What is needed
Locate each line in the records containing "марки". Copy it.

☆ ☆ ☆ ☆ ☆ ☆ ☆

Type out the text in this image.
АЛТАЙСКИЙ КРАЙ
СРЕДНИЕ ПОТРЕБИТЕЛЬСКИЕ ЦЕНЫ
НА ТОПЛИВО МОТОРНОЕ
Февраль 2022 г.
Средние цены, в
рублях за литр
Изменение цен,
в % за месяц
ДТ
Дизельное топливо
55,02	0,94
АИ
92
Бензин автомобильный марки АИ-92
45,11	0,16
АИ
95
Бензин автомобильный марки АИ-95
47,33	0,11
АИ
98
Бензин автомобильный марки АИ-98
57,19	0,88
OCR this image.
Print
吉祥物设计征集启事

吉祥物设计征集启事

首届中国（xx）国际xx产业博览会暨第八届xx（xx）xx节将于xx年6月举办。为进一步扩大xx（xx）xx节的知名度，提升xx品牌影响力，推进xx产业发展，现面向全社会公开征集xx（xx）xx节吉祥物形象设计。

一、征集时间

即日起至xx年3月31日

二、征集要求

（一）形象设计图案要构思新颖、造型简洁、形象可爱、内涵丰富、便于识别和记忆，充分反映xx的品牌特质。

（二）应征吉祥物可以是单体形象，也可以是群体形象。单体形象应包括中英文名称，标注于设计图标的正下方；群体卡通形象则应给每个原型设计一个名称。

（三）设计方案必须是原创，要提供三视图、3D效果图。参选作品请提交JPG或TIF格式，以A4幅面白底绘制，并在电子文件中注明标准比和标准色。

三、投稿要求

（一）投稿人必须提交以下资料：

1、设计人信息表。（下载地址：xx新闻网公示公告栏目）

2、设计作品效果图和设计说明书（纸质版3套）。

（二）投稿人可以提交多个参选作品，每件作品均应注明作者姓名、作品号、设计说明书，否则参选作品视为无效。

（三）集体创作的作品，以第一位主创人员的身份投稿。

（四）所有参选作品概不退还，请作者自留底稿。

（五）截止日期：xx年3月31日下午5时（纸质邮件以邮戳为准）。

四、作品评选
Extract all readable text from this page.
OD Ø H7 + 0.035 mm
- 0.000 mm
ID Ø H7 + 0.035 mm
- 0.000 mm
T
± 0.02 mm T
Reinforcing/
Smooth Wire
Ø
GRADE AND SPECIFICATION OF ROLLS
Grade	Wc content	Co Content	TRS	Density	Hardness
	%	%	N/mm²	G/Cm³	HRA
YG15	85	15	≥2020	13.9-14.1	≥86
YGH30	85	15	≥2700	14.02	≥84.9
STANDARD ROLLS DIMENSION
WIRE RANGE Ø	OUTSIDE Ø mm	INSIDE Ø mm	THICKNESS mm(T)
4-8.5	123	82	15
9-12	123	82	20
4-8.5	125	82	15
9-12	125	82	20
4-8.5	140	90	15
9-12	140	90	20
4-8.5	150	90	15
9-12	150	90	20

☆ ☆ ☆ ☆ ☆ ☆ ☆

Result below
Бензин автомобильный марки АИ-92
Бензин автомобильный марки АИ-95
Бензин автомобильный марки АИ-98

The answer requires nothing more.